**Work instructions:** Give back the full material, exactly as it reads.

──────

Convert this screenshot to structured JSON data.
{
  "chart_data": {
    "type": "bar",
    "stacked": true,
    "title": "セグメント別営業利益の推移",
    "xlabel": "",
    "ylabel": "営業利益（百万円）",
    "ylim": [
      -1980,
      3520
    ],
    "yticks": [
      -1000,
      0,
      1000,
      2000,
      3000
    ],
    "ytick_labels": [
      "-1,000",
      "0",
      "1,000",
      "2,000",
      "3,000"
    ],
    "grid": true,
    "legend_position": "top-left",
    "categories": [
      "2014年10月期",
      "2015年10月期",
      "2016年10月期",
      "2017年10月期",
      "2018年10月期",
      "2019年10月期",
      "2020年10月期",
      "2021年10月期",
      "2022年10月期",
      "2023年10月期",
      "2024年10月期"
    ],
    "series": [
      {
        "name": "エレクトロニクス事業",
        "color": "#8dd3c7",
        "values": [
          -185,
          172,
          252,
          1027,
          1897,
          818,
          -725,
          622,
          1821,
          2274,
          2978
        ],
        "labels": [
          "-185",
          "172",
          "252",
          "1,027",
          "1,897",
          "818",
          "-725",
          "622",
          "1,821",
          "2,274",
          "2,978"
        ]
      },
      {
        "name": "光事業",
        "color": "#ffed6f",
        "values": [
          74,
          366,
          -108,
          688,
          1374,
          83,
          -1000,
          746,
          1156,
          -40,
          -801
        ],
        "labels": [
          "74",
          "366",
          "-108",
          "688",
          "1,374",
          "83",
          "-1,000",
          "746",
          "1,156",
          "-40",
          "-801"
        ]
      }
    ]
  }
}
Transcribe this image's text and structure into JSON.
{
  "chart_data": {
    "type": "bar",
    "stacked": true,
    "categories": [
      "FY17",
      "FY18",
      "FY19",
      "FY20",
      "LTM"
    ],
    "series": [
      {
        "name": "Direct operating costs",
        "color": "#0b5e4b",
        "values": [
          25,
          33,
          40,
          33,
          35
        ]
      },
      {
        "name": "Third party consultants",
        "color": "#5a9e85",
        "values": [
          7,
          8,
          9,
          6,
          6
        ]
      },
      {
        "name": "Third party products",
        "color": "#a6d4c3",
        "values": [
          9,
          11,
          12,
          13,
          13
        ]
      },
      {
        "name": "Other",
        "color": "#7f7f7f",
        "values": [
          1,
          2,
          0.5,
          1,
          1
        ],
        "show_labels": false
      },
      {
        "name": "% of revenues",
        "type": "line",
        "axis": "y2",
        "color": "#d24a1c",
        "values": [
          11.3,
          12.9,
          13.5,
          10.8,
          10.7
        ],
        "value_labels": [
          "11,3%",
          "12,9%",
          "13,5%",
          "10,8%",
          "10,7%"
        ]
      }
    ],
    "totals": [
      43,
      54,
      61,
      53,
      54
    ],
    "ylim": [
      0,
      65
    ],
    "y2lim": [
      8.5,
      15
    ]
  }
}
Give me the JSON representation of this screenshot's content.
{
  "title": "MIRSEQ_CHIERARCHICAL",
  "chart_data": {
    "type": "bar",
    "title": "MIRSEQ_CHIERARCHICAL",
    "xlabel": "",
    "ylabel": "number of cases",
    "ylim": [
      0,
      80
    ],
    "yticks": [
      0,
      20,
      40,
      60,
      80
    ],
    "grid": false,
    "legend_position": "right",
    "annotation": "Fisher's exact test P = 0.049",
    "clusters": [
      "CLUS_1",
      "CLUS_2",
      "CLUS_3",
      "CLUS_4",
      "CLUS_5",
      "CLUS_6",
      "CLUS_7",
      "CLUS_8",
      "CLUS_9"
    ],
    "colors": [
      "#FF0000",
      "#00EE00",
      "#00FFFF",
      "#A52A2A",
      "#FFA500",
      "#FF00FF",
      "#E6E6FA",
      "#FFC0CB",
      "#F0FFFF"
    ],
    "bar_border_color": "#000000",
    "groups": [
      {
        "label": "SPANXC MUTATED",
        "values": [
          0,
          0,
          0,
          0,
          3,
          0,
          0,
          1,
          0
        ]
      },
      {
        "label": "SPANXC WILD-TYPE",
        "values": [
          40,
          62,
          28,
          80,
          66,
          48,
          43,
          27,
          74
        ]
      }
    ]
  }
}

──────

**Result below:**
Convert this screenshot to structured JSON data.
{
  "chart_data": {
    "type": "bar",
    "stacked": true,
    "title": "セグメント別営業利益の推移",
    "xlabel": "",
    "ylabel": "営業利益（百万円）",
    "ylim": [
      -1980,
      3520
    ],
    "yticks": [
      -1000,
      0,
      1000,
      2000,
      3000
    ],
    "ytick_labels": [
      "-1,000",
      "0",
      "1,000",
      "2,000",
      "3,000"
    ],
    "grid": true,
    "legend_position": "top-left",
    "categories": [
      "2014年10月期",
      "2015年10月期",
      "2016年10月期",
      "2017年10月期",
      "2018年10月期",
      "2019年10月期",
      "2020年10月期",
      "2021年10月期",
      "2022年10月期",
      "2023年10月期",
      "2024年10月期"
    ],
    "series": [
      {
        "name": "エレクトロニクス事業",
        "color": "#8dd3c7",
        "values": [
          -185,
          172,
          252,
          1027,
          1897,
          818,
          -725,
          622,
          1821,
          2274,
          2978
        ],
        "labels": [
          "-185",
          "172",
          "252",
          "1,027",
          "1,897",
          "818",
          "-725",
          "622",
          "1,821",
          "2,274",
          "2,978"
        ]
      },
      {
        "name": "光事業",
        "color": "#ffed6f",
        "values": [
          74,
          366,
          -108,
          688,
          1374,
          83,
          -1000,
          746,
          1156,
          -40,
          -801
        ],
        "labels": [
          "74",
          "366",
          "-108",
          "688",
          "1,374",
          "83",
          "-1,000",
          "746",
          "1,156",
          "-40",
          "-801"
        ]
      }
    ]
  }
}
Transcribe this image's text and structure into JSON.
{
  "chart_data": {
    "type": "bar",
    "stacked": true,
    "categories": [
      "FY17",
      "FY18",
      "FY19",
      "FY20",
      "LTM"
    ],
    "series": [
      {
        "name": "Direct operating costs",
        "color": "#0b5e4b",
        "values": [
          25,
          33,
          40,
          33,
          35
        ]
      },
      {
        "name": "Third party consultants",
        "color": "#5a9e85",
        "values": [
          7,
          8,
          9,
          6,
          6
        ]
      },
      {
        "name": "Third party products",
        "color": "#a6d4c3",
        "values": [
          9,
          11,
          12,
          13,
          13
        ]
      },
      {
        "name": "Other",
        "color": "#7f7f7f",
        "values": [
          1,
          2,
          0.5,
          1,
          1
        ],
        "show_labels": false
      },
      {
        "name": "% of revenues",
        "type": "line",
        "axis": "y2",
        "color": "#d24a1c",
        "values": [
          11.3,
          12.9,
          13.5,
          10.8,
          10.7
        ],
        "value_labels": [
          "11,3%",
          "12,9%",
          "13,5%",
          "10,8%",
          "10,7%"
        ]
      }
    ],
    "totals": [
      43,
      54,
      61,
      53,
      54
    ],
    "ylim": [
      0,
      65
    ],
    "y2lim": [
      8.5,
      15
    ]
  }
}
Give me the JSON representation of this screenshot's content.
{
  "title": "MIRSEQ_CHIERARCHICAL",
  "chart_data": {
    "type": "bar",
    "title": "MIRSEQ_CHIERARCHICAL",
    "xlabel": "",
    "ylabel": "number of cases",
    "ylim": [
      0,
      80
    ],
    "yticks": [
      0,
      20,
      40,
      60,
      80
    ],
    "grid": false,
    "legend_position": "right",
    "annotation": "Fisher's exact test P = 0.049",
    "clusters": [
      "CLUS_1",
      "CLUS_2",
      "CLUS_3",
      "CLUS_4",
      "CLUS_5",
      "CLUS_6",
      "CLUS_7",
      "CLUS_8",
      "CLUS_9"
    ],
    "colors": [
      "#FF0000",
      "#00EE00",
      "#00FFFF",
      "#A52A2A",
      "#FFA500",
      "#FF00FF",
      "#E6E6FA",
      "#FFC0CB",
      "#F0FFFF"
    ],
    "bar_border_color": "#000000",
    "groups": [
      {
        "label": "SPANXC MUTATED",
        "values": [
          0,
          0,
          0,
          0,
          3,
          0,
          0,
          1,
          0
        ]
      },
      {
        "label": "SPANXC WILD-TYPE",
        "values": [
          40,
          62,
          28,
          80,
          66,
          48,
          43,
          27,
          74
        ]
      }
    ]
  }
}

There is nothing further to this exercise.